(Figure content listings)
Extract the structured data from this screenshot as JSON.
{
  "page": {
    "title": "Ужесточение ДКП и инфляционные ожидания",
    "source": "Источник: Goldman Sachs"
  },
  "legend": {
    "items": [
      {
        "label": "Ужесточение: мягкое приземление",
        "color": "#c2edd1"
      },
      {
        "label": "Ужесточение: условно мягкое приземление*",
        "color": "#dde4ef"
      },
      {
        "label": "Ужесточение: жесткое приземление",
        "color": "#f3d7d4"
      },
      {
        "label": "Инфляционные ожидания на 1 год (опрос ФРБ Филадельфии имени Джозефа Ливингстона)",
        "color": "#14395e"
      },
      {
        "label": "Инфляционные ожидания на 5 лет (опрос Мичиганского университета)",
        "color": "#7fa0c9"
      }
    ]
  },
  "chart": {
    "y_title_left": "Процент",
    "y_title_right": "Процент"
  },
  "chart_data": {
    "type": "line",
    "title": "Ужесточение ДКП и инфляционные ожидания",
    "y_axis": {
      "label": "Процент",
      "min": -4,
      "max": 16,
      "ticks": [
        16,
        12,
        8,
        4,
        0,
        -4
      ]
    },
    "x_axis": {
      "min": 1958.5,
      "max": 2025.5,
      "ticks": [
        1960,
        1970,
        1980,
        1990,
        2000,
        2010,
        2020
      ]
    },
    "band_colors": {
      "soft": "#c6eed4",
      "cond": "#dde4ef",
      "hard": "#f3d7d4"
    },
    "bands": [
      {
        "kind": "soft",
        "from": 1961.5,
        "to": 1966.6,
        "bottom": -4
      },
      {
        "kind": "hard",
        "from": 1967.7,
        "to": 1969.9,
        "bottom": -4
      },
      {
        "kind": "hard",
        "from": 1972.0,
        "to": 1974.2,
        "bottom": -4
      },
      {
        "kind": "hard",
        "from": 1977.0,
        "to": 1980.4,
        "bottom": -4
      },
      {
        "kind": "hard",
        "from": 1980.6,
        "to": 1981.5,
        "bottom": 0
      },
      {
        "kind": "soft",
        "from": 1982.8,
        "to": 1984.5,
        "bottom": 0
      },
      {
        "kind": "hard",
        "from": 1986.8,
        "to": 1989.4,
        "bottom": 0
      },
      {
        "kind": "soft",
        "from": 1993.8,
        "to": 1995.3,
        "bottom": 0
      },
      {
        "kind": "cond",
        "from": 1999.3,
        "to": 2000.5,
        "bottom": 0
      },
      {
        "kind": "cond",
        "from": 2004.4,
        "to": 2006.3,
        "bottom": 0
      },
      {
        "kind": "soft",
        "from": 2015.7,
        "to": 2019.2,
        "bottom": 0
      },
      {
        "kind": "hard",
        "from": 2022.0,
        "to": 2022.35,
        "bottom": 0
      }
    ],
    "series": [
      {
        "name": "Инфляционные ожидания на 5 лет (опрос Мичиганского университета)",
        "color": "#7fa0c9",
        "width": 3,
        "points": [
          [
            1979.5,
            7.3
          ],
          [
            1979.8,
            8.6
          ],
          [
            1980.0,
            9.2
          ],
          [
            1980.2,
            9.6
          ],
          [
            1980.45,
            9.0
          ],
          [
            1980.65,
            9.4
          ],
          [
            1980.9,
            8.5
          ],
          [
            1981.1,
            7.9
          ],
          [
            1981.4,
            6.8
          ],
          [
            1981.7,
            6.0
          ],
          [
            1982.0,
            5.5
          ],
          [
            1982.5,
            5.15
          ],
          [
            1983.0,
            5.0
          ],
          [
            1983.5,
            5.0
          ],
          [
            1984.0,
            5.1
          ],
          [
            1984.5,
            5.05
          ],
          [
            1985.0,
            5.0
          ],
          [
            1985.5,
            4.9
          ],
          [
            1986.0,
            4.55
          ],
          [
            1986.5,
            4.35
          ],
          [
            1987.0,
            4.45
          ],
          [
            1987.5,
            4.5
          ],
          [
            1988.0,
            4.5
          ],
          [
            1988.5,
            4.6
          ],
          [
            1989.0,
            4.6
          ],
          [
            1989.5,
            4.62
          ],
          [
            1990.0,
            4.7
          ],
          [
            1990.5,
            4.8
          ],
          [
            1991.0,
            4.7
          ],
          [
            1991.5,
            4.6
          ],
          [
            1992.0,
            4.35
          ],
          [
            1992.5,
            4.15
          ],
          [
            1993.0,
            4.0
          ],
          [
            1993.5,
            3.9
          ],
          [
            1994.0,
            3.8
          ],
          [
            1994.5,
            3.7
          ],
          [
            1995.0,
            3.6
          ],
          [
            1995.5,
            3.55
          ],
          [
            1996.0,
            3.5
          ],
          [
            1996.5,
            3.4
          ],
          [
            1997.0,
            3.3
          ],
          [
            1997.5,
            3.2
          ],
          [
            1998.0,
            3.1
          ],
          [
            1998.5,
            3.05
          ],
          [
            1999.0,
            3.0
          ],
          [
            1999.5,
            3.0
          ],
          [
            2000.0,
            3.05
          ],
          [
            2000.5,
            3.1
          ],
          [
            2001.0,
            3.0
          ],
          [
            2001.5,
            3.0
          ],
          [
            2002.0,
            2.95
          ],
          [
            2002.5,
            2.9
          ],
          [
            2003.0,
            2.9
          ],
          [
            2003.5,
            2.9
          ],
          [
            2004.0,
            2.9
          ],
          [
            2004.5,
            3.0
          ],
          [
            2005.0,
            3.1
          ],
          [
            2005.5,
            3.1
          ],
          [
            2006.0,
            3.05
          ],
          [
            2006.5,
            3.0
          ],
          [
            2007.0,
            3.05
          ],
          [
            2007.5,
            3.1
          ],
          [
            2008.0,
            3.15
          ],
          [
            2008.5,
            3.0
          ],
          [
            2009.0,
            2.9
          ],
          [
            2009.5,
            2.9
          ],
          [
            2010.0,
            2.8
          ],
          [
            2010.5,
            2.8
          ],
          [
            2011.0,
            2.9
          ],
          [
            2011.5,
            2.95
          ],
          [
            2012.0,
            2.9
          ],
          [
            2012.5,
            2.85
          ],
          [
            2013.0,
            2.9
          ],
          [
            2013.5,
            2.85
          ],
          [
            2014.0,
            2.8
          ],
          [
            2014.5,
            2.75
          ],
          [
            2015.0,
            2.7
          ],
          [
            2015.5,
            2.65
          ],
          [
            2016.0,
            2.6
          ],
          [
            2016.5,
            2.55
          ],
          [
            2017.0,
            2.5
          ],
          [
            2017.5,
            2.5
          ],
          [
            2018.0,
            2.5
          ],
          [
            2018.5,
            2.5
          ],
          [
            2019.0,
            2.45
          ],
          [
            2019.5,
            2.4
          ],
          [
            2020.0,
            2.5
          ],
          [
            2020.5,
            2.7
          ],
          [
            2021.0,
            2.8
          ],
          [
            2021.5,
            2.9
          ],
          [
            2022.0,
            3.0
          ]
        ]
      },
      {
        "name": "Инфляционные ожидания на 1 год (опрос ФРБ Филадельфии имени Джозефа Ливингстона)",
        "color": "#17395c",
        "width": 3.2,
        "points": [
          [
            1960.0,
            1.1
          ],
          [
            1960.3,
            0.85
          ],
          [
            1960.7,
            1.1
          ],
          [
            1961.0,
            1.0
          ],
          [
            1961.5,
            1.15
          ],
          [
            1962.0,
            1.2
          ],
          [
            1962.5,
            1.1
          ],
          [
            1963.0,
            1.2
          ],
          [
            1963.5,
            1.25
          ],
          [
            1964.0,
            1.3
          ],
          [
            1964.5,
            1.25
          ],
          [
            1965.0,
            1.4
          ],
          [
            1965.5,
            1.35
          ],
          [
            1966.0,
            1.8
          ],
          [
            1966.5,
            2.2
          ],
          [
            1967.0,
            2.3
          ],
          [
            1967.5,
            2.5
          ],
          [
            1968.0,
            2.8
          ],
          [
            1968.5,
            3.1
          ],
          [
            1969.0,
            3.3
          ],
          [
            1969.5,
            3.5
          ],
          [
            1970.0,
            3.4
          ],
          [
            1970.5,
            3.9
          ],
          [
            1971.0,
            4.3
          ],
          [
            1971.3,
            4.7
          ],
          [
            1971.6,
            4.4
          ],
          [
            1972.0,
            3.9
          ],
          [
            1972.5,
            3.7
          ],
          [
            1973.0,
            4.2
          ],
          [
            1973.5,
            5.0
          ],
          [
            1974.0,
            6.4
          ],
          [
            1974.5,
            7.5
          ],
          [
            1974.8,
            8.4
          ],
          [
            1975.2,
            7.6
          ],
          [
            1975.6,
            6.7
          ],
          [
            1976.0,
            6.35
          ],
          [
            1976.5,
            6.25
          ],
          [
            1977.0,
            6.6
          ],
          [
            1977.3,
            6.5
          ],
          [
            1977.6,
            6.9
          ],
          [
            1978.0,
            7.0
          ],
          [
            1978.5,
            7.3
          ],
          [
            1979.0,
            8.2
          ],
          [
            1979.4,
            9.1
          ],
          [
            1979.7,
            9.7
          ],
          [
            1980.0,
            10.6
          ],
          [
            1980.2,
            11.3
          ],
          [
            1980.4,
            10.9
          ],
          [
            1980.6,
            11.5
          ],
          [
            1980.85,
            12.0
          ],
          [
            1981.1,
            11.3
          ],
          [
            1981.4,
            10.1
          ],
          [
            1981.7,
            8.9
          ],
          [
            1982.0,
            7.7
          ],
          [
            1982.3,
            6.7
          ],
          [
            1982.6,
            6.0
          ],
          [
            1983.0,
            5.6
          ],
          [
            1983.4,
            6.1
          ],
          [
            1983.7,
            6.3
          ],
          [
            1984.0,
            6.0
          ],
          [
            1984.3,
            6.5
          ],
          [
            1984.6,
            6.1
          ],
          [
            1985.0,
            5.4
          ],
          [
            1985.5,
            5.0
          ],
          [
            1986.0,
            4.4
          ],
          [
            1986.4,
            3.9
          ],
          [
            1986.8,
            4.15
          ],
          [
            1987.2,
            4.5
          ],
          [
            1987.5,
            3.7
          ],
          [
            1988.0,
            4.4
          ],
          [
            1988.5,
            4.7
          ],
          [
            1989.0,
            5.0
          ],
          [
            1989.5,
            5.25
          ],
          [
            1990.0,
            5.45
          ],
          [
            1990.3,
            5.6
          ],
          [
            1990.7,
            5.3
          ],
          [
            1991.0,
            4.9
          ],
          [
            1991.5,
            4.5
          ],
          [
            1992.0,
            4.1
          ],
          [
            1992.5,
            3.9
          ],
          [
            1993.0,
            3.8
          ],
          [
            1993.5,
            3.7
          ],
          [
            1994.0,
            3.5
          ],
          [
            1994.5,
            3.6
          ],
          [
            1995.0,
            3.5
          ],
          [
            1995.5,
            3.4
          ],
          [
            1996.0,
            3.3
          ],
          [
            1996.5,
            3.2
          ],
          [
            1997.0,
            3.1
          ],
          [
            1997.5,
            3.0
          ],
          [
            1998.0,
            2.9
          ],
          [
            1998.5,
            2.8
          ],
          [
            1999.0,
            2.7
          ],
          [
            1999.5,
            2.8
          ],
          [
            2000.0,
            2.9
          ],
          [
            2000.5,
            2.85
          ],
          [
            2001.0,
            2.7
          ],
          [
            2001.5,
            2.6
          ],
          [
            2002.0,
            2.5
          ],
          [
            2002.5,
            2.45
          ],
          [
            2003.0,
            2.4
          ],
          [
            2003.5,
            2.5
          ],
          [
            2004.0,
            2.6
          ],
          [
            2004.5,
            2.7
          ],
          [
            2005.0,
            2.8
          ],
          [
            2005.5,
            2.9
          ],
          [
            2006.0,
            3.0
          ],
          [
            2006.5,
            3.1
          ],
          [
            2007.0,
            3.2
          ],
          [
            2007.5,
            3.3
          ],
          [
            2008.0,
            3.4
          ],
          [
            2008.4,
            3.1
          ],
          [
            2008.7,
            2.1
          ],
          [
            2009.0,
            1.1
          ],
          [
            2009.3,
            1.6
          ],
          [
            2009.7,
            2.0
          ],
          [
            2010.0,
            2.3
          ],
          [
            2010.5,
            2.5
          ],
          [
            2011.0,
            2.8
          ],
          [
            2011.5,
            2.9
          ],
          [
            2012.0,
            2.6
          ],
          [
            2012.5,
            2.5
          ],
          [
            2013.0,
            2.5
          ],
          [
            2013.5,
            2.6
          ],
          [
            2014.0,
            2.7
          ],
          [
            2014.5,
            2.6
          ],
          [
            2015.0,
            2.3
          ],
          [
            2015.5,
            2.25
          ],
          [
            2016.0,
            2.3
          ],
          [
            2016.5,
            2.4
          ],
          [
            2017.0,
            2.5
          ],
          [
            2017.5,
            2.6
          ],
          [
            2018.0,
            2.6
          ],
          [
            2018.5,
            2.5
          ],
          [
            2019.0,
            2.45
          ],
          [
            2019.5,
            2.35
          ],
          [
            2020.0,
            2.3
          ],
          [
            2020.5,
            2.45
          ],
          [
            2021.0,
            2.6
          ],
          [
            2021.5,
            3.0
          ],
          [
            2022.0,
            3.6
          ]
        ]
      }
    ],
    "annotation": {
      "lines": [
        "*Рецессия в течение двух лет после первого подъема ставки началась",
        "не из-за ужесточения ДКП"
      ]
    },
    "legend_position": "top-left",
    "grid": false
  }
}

PROBLEM TO SOLVE: Going over the lines above, work out how many include "Мичиганского", then give only that number.

PROBLEM SOLUTION: 2